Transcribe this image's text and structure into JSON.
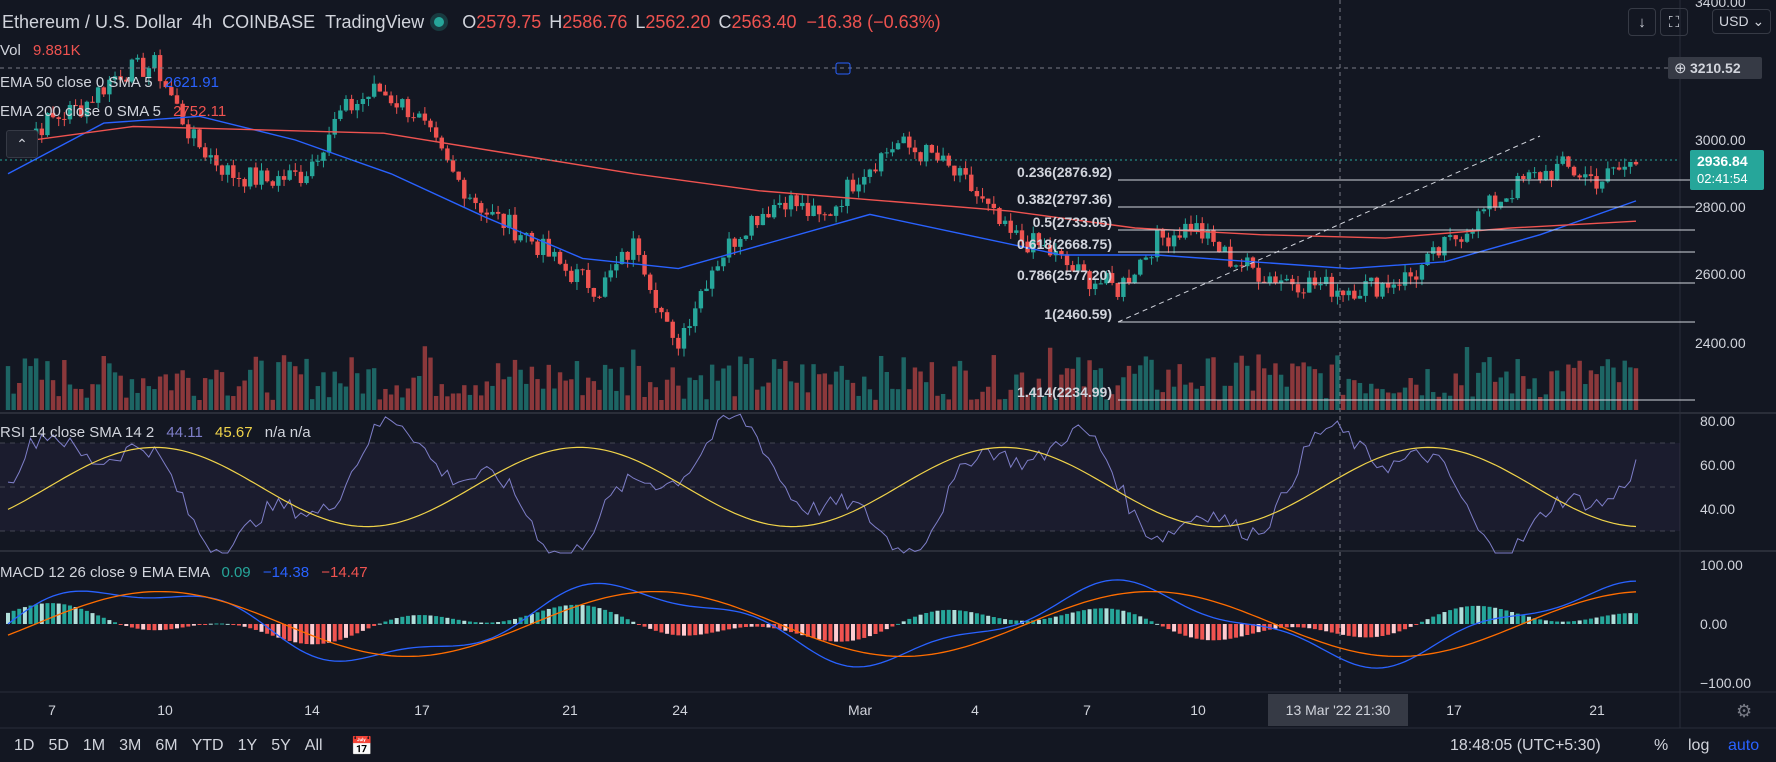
{
  "header": {
    "symbol": "Ethereum / U.S. Dollar",
    "interval": "4h",
    "exchange": "COINBASE",
    "publisher": "TradingView",
    "o_label": "O",
    "o": "2579.75",
    "h_label": "H",
    "h": "2586.76",
    "l_label": "L",
    "l": "2562.20",
    "c_label": "C",
    "c": "2563.40",
    "change": "−16.38 (−0.63%)",
    "currency": "USD"
  },
  "indicators": {
    "vol_label": "Vol",
    "vol_value": "9.881K",
    "ema50_label": "EMA 50 close 0 SMA 5",
    "ema50_value": "2621.91",
    "ema200_label": "EMA 200 close 0 SMA 5",
    "ema200_value": "2752.11",
    "rsi_label": "RSI 14 close SMA 14 2",
    "rsi_value": "44.11",
    "rsi_sma": "45.67",
    "rsi_na": "n/a n/a",
    "macd_label": "MACD 12 26 close 9 EMA EMA",
    "macd_hist": "0.09",
    "macd_line": "−14.38",
    "macd_signal": "−14.47"
  },
  "price_axis": {
    "ticks": [
      "3400.00",
      "3000.00",
      "2800.00",
      "2600.00",
      "2400.00"
    ],
    "crosshair_price": "3210.52",
    "last_price": "2936.84",
    "countdown": "02:41:54"
  },
  "rsi_axis": {
    "ticks": [
      "80.00",
      "60.00",
      "40.00"
    ]
  },
  "macd_axis": {
    "ticks": [
      "100.00",
      "0.00",
      "−100.00"
    ]
  },
  "time_axis": {
    "ticks": [
      "7",
      "10",
      "14",
      "17",
      "21",
      "24",
      "Mar",
      "4",
      "7",
      "10",
      "17",
      "21"
    ],
    "crosshair_label": "13 Mar '22   21:30"
  },
  "fib_levels": [
    {
      "label": "0.236(2876.92)"
    },
    {
      "label": "0.382(2797.36)"
    },
    {
      "label": "0.5(2733.05)"
    },
    {
      "label": "0.618(2668.75)"
    },
    {
      "label": "0.786(2577.20)"
    },
    {
      "label": "1(2460.59)"
    },
    {
      "label": "1.414(2234.99)"
    }
  ],
  "bottom_bar": {
    "timeframes": [
      "1D",
      "5D",
      "1M",
      "3M",
      "6M",
      "YTD",
      "1Y",
      "5Y",
      "All"
    ],
    "clock": "18:48:05 (UTC+5:30)",
    "pct": "%",
    "log": "log",
    "auto": "auto"
  },
  "colors": {
    "background": "#131722",
    "up": "#26a69a",
    "down": "#ef5350",
    "ema50": "#2962ff",
    "ema200": "#ef5350",
    "rsi": "#7e7ec8",
    "rsi_sma": "#f0d34a",
    "accent": "#2962ff"
  },
  "chart_data": {
    "type": "candlestick",
    "title": "Ethereum / U.S. Dollar · 4h · COINBASE",
    "x_range": [
      "Feb 6 2022",
      "Mar 22 2022"
    ],
    "y_range": [
      2200,
      3400
    ],
    "price_path": [
      [
        "Feb 6",
        2980
      ],
      [
        "Feb 7",
        3050
      ],
      [
        "Feb 8",
        3100
      ],
      [
        "Feb 9",
        3200
      ],
      [
        "Feb 10",
        3220
      ],
      [
        "Feb 11",
        3000
      ],
      [
        "Feb 12",
        2900
      ],
      [
        "Feb 13",
        2880
      ],
      [
        "Feb 14",
        2900
      ],
      [
        "Feb 15",
        3080
      ],
      [
        "Feb 16",
        3150
      ],
      [
        "Feb 17",
        3080
      ],
      [
        "Feb 18",
        2900
      ],
      [
        "Feb 19",
        2780
      ],
      [
        "Feb 20",
        2720
      ],
      [
        "Feb 21",
        2620
      ],
      [
        "Feb 22",
        2560
      ],
      [
        "Feb 23",
        2700
      ],
      [
        "Feb 24",
        2380
      ],
      [
        "Feb 25",
        2620
      ],
      [
        "Feb 26",
        2760
      ],
      [
        "Feb 27",
        2830
      ],
      [
        "Feb 28",
        2760
      ],
      [
        "Mar 1",
        2900
      ],
      [
        "Mar 2",
        2990
      ],
      [
        "Mar 3",
        2950
      ],
      [
        "Mar 4",
        2860
      ],
      [
        "Mar 5",
        2720
      ],
      [
        "Mar 6",
        2680
      ],
      [
        "Mar 7",
        2600
      ],
      [
        "Mar 8",
        2560
      ],
      [
        "Mar 9",
        2700
      ],
      [
        "Mar 10",
        2750
      ],
      [
        "Mar 11",
        2650
      ],
      [
        "Mar 12",
        2600
      ],
      [
        "Mar 13",
        2580
      ],
      [
        "Mar 14",
        2560
      ],
      [
        "Mar 15",
        2570
      ],
      [
        "Mar 16",
        2600
      ],
      [
        "Mar 17",
        2700
      ],
      [
        "Mar 18",
        2800
      ],
      [
        "Mar 19",
        2880
      ],
      [
        "Mar 20",
        2920
      ],
      [
        "Mar 21",
        2880
      ],
      [
        "Mar 22",
        2936
      ]
    ],
    "ema50_path": [
      2900,
      3050,
      3070,
      3000,
      2900,
      2770,
      2650,
      2620,
      2700,
      2780,
      2720,
      2660,
      2660,
      2640,
      2620,
      2640,
      2720,
      2820
    ],
    "ema200_path": [
      2990,
      3040,
      3030,
      3020,
      2960,
      2900,
      2850,
      2820,
      2790,
      2740,
      2720,
      2710,
      2740,
      2760
    ],
    "rsi_value": 44.11,
    "rsi_sma_value": 45.67,
    "macd_hist": 0.09,
    "macd_line": -14.38,
    "macd_signal": -14.47
  }
}
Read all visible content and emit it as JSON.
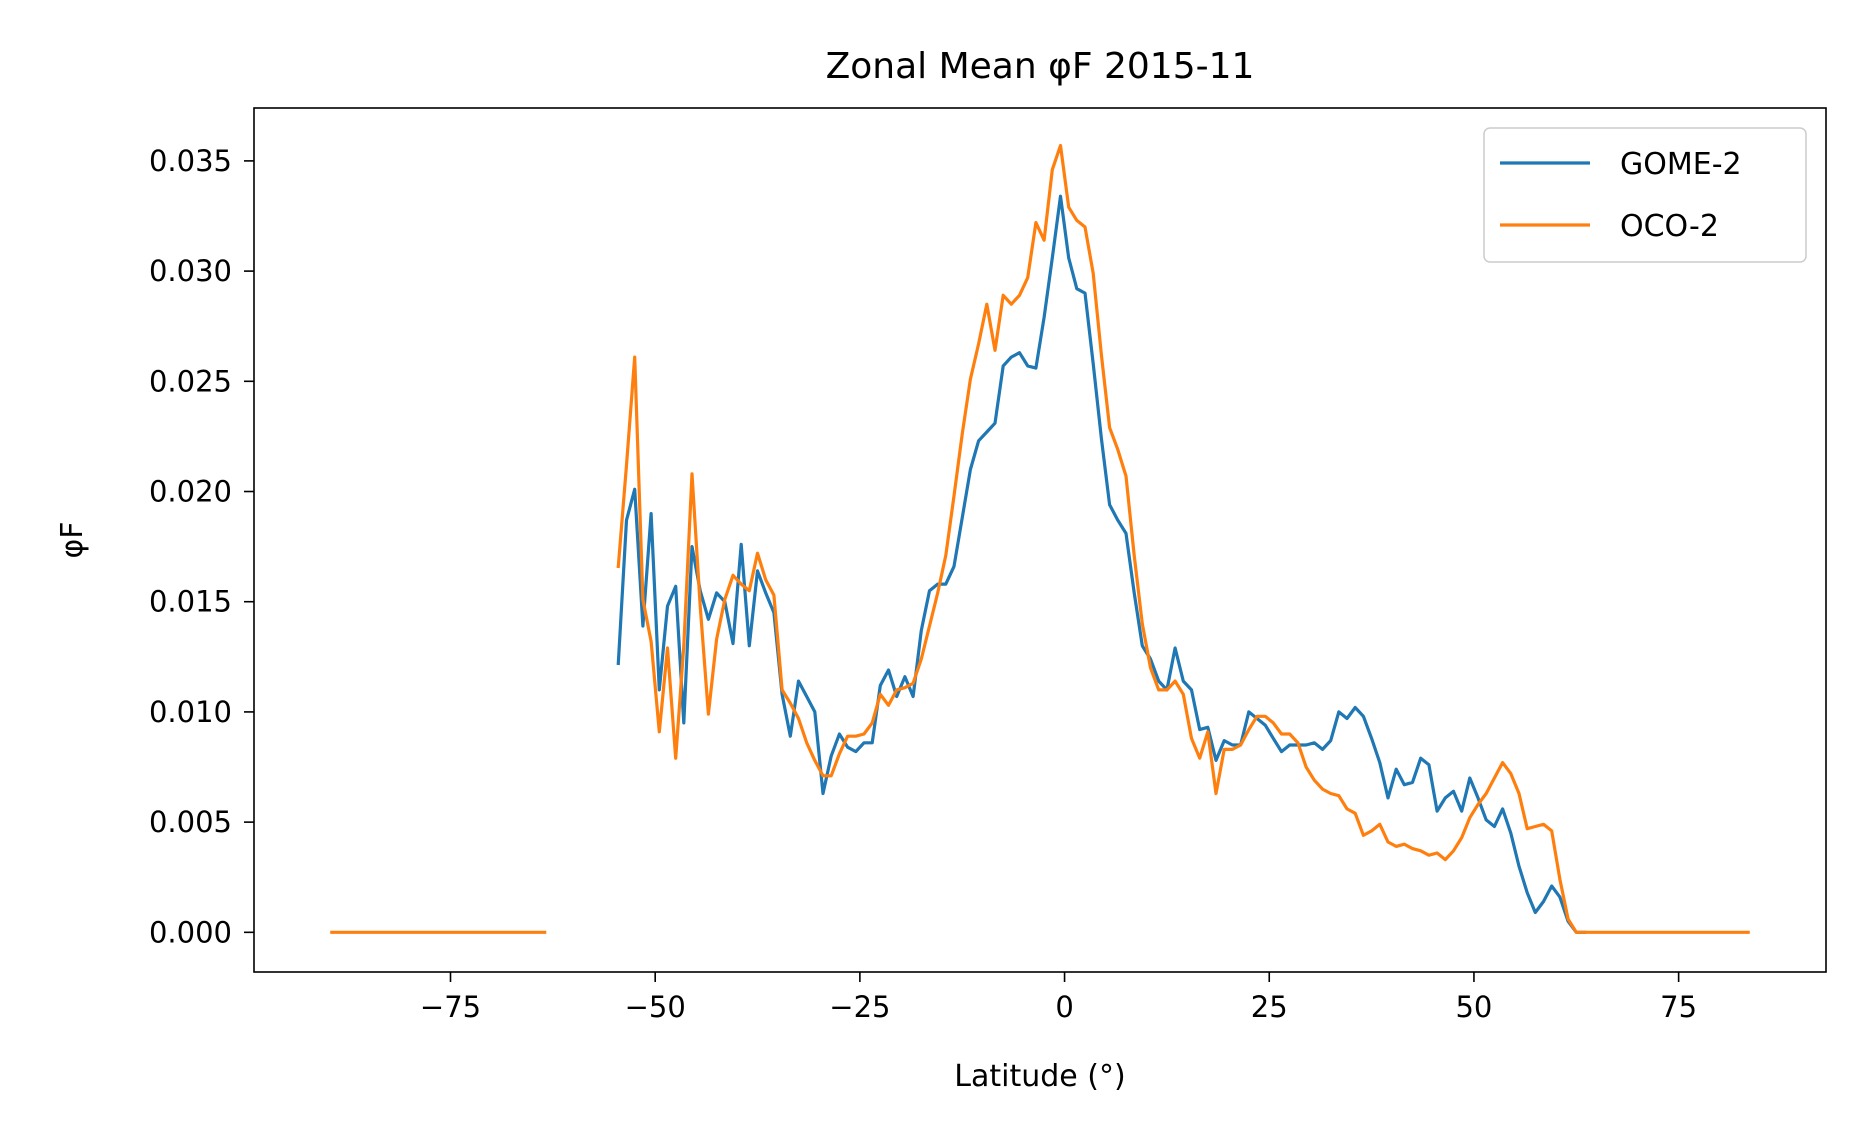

# [Description of the task]
Copy out the lines in which the string "Ethereum" appears.

# [Correct answer]
    "symbol": "Ethereum / U.S. Dollar",
    "title": "Ethereum / U.S. Dollar · 4h · COINBASE",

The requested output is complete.